start DATA EXTRACT

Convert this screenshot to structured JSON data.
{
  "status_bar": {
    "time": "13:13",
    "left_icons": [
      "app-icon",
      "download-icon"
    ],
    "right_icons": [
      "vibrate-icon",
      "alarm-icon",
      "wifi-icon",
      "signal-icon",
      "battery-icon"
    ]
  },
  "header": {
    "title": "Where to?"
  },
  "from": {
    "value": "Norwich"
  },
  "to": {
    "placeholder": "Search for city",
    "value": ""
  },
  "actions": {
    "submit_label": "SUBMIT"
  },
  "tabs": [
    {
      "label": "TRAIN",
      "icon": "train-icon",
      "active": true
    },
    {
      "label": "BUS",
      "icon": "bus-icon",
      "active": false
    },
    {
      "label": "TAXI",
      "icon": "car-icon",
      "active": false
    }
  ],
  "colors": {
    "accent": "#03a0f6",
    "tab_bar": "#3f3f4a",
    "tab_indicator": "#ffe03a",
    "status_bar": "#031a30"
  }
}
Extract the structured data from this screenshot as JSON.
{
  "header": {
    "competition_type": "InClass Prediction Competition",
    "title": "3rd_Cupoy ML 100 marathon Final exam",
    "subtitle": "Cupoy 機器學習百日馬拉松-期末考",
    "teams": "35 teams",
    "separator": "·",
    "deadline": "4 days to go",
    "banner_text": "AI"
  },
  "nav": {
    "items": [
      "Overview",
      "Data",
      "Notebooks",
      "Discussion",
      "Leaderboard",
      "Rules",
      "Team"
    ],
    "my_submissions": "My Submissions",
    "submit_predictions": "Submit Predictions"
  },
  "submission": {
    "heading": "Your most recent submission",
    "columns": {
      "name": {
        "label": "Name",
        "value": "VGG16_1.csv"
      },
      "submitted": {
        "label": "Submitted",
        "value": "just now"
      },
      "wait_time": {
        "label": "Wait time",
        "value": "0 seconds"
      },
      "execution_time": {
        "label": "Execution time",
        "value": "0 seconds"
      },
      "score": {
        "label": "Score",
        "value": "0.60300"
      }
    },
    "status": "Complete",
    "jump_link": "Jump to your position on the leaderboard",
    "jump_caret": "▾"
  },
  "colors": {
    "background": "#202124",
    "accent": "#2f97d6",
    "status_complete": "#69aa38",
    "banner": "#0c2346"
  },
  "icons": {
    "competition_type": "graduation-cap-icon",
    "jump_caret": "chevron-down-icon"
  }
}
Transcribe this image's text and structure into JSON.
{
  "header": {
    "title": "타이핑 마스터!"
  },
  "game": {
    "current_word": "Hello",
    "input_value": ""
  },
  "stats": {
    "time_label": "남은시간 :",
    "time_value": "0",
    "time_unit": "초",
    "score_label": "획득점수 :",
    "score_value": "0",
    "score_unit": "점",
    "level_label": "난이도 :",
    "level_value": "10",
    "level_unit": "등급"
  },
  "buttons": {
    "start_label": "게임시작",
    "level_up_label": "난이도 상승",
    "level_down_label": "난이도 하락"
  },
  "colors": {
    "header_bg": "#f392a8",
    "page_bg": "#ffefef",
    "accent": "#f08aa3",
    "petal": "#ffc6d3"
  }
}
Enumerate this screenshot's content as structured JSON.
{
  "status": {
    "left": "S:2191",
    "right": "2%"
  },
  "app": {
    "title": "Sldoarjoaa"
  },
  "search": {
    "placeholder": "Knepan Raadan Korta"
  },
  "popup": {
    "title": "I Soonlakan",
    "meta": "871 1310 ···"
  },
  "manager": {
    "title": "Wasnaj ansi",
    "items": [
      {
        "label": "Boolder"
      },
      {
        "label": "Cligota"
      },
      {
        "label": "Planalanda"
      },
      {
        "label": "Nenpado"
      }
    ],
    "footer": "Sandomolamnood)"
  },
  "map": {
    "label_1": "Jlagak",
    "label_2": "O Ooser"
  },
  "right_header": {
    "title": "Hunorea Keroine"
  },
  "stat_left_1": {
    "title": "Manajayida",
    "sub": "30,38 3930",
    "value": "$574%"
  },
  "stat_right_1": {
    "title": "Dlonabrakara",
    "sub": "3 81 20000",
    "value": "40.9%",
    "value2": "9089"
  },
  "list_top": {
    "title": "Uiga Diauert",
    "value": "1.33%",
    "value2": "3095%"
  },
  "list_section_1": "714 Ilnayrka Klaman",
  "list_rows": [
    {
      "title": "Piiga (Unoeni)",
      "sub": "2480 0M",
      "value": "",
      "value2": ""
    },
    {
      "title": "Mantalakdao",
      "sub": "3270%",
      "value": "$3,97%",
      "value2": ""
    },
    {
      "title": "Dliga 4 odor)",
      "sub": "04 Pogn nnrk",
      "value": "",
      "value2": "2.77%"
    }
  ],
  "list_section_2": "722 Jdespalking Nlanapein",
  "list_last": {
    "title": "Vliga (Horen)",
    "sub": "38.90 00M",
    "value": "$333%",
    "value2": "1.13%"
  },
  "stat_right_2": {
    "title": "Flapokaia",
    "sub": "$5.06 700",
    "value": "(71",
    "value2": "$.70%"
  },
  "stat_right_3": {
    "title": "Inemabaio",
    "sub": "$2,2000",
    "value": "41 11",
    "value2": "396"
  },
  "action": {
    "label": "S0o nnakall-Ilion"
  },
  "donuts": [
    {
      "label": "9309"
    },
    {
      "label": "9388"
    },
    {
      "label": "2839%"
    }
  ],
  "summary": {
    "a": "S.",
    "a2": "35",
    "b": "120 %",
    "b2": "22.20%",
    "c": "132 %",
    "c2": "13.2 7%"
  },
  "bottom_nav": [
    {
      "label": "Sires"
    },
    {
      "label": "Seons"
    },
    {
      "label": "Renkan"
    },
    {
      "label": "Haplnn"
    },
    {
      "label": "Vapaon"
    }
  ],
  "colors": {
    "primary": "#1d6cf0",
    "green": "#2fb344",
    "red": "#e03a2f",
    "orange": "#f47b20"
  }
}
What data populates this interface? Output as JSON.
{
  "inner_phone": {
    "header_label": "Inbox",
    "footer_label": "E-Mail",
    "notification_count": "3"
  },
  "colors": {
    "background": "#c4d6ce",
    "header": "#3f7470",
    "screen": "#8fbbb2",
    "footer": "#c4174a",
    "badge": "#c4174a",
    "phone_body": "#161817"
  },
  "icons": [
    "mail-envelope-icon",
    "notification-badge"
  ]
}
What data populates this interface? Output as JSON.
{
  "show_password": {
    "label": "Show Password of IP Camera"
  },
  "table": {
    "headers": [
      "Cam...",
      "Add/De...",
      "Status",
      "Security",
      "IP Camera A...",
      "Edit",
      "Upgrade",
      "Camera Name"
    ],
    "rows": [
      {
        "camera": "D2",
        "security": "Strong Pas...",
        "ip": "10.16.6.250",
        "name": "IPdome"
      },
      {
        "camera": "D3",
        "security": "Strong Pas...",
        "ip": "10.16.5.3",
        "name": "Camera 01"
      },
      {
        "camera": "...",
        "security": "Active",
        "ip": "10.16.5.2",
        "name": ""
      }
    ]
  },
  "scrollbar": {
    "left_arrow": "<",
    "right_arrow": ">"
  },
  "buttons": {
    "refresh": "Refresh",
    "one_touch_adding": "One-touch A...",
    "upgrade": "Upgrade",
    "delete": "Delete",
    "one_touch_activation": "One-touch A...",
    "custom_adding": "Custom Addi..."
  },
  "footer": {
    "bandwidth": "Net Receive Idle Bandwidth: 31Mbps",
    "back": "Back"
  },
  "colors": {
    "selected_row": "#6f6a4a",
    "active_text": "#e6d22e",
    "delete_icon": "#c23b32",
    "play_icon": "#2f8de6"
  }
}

end DATA EXTRACT

SET TASK: Using the data above, output each line exactly.

COMPLETE ANSWER:
Convert this screenshot to structured JSON data.
{
  "status_bar": {
    "time": "13:13",
    "left_icons": [
      "app-icon",
      "download-icon"
    ],
    "right_icons": [
      "vibrate-icon",
      "alarm-icon",
      "wifi-icon",
      "signal-icon",
      "battery-icon"
    ]
  },
  "header": {
    "title": "Where to?"
  },
  "from": {
    "value": "Norwich"
  },
  "to": {
    "placeholder": "Search for city",
    "value": ""
  },
  "actions": {
    "submit_label": "SUBMIT"
  },
  "tabs": [
    {
      "label": "TRAIN",
      "icon": "train-icon",
      "active": true
    },
    {
      "label": "BUS",
      "icon": "bus-icon",
      "active": false
    },
    {
      "label": "TAXI",
      "icon": "car-icon",
      "active": false
    }
  ],
  "colors": {
    "accent": "#03a0f6",
    "tab_bar": "#3f3f4a",
    "tab_indicator": "#ffe03a",
    "status_bar": "#031a30"
  }
}
Extract the structured data from this screenshot as JSON.
{
  "header": {
    "competition_type": "InClass Prediction Competition",
    "title": "3rd_Cupoy ML 100 marathon Final exam",
    "subtitle": "Cupoy 機器學習百日馬拉松-期末考",
    "teams": "35 teams",
    "separator": "·",
    "deadline": "4 days to go",
    "banner_text": "AI"
  },
  "nav": {
    "items": [
      "Overview",
      "Data",
      "Notebooks",
      "Discussion",
      "Leaderboard",
      "Rules",
      "Team"
    ],
    "my_submissions": "My Submissions",
    "submit_predictions": "Submit Predictions"
  },
  "submission": {
    "heading": "Your most recent submission",
    "columns": {
      "name": {
        "label": "Name",
        "value": "VGG16_1.csv"
      },
      "submitted": {
        "label": "Submitted",
        "value": "just now"
      },
      "wait_time": {
        "label": "Wait time",
        "value": "0 seconds"
      },
      "execution_time": {
        "label": "Execution time",
        "value": "0 seconds"
      },
      "score": {
        "label": "Score",
        "value": "0.60300"
      }
    },
    "status": "Complete",
    "jump_link": "Jump to your position on the leaderboard",
    "jump_caret": "▾"
  },
  "colors": {
    "background": "#202124",
    "accent": "#2f97d6",
    "status_complete": "#69aa38",
    "banner": "#0c2346"
  },
  "icons": {
    "competition_type": "graduation-cap-icon",
    "jump_caret": "chevron-down-icon"
  }
}
Transcribe this image's text and structure into JSON.
{
  "header": {
    "title": "타이핑 마스터!"
  },
  "game": {
    "current_word": "Hello",
    "input_value": ""
  },
  "stats": {
    "time_label": "남은시간 :",
    "time_value": "0",
    "time_unit": "초",
    "score_label": "획득점수 :",
    "score_value": "0",
    "score_unit": "점",
    "level_label": "난이도 :",
    "level_value": "10",
    "level_unit": "등급"
  },
  "buttons": {
    "start_label": "게임시작",
    "level_up_label": "난이도 상승",
    "level_down_label": "난이도 하락"
  },
  "colors": {
    "header_bg": "#f392a8",
    "page_bg": "#ffefef",
    "accent": "#f08aa3",
    "petal": "#ffc6d3"
  }
}
Enumerate this screenshot's content as structured JSON.
{
  "status": {
    "left": "S:2191",
    "right": "2%"
  },
  "app": {
    "title": "Sldoarjoaa"
  },
  "search": {
    "placeholder": "Knepan Raadan Korta"
  },
  "popup": {
    "title": "I Soonlakan",
    "meta": "871 1310 ···"
  },
  "manager": {
    "title": "Wasnaj ansi",
    "items": [
      {
        "label": "Boolder"
      },
      {
        "label": "Cligota"
      },
      {
        "label": "Planalanda"
      },
      {
        "label": "Nenpado"
      }
    ],
    "footer": "Sandomolamnood)"
  },
  "map": {
    "label_1": "Jlagak",
    "label_2": "O Ooser"
  },
  "right_header": {
    "title": "Hunorea Keroine"
  },
  "stat_left_1": {
    "title": "Manajayida",
    "sub": "30,38 3930",
    "value": "$574%"
  },
  "stat_right_1": {
    "title": "Dlonabrakara",
    "sub": "3 81 20000",
    "value": "40.9%",
    "value2": "9089"
  },
  "list_top": {
    "title": "Uiga Diauert",
    "value": "1.33%",
    "value2": "3095%"
  },
  "list_section_1": "714 Ilnayrka Klaman",
  "list_rows": [
    {
      "title": "Piiga (Unoeni)",
      "sub": "2480 0M",
      "value": "",
      "value2": ""
    },
    {
      "title": "Mantalakdao",
      "sub": "3270%",
      "value": "$3,97%",
      "value2": ""
    },
    {
      "title": "Dliga 4 odor)",
      "sub": "04 Pogn nnrk",
      "value": "",
      "value2": "2.77%"
    }
  ],
  "list_section_2": "722 Jdespalking Nlanapein",
  "list_last": {
    "title": "Vliga (Horen)",
    "sub": "38.90 00M",
    "value": "$333%",
    "value2": "1.13%"
  },
  "stat_right_2": {
    "title": "Flapokaia",
    "sub": "$5.06 700",
    "value": "(71",
    "value2": "$.70%"
  },
  "stat_right_3": {
    "title": "Inemabaio",
    "sub": "$2,2000",
    "value": "41 11",
    "value2": "396"
  },
  "action": {
    "label": "S0o nnakall-Ilion"
  },
  "donuts": [
    {
      "label": "9309"
    },
    {
      "label": "9388"
    },
    {
      "label": "2839%"
    }
  ],
  "summary": {
    "a": "S.",
    "a2": "35",
    "b": "120 %",
    "b2": "22.20%",
    "c": "132 %",
    "c2": "13.2 7%"
  },
  "bottom_nav": [
    {
      "label": "Sires"
    },
    {
      "label": "Seons"
    },
    {
      "label": "Renkan"
    },
    {
      "label": "Haplnn"
    },
    {
      "label": "Vapaon"
    }
  ],
  "colors": {
    "primary": "#1d6cf0",
    "green": "#2fb344",
    "red": "#e03a2f",
    "orange": "#f47b20"
  }
}
What data populates this interface? Output as JSON.
{
  "inner_phone": {
    "header_label": "Inbox",
    "footer_label": "E-Mail",
    "notification_count": "3"
  },
  "colors": {
    "background": "#c4d6ce",
    "header": "#3f7470",
    "screen": "#8fbbb2",
    "footer": "#c4174a",
    "badge": "#c4174a",
    "phone_body": "#161817"
  },
  "icons": [
    "mail-envelope-icon",
    "notification-badge"
  ]
}
What data populates this interface? Output as JSON.
{
  "show_password": {
    "label": "Show Password of IP Camera"
  },
  "table": {
    "headers": [
      "Cam...",
      "Add/De...",
      "Status",
      "Security",
      "IP Camera A...",
      "Edit",
      "Upgrade",
      "Camera Name"
    ],
    "rows": [
      {
        "camera": "D2",
        "security": "Strong Pas...",
        "ip": "10.16.6.250",
        "name": "IPdome"
      },
      {
        "camera": "D3",
        "security": "Strong Pas...",
        "ip": "10.16.5.3",
        "name": "Camera 01"
      },
      {
        "camera": "...",
        "security": "Active",
        "ip": "10.16.5.2",
        "name": ""
      }
    ]
  },
  "scrollbar": {
    "left_arrow": "<",
    "right_arrow": ">"
  },
  "buttons": {
    "refresh": "Refresh",
    "one_touch_adding": "One-touch A...",
    "upgrade": "Upgrade",
    "delete": "Delete",
    "one_touch_activation": "One-touch A...",
    "custom_adding": "Custom Addi..."
  },
  "footer": {
    "bandwidth": "Net Receive Idle Bandwidth: 31Mbps",
    "back": "Back"
  },
  "colors": {
    "selected_row": "#6f6a4a",
    "active_text": "#e6d22e",
    "delete_icon": "#c23b32",
    "play_icon": "#2f8de6"
  }
}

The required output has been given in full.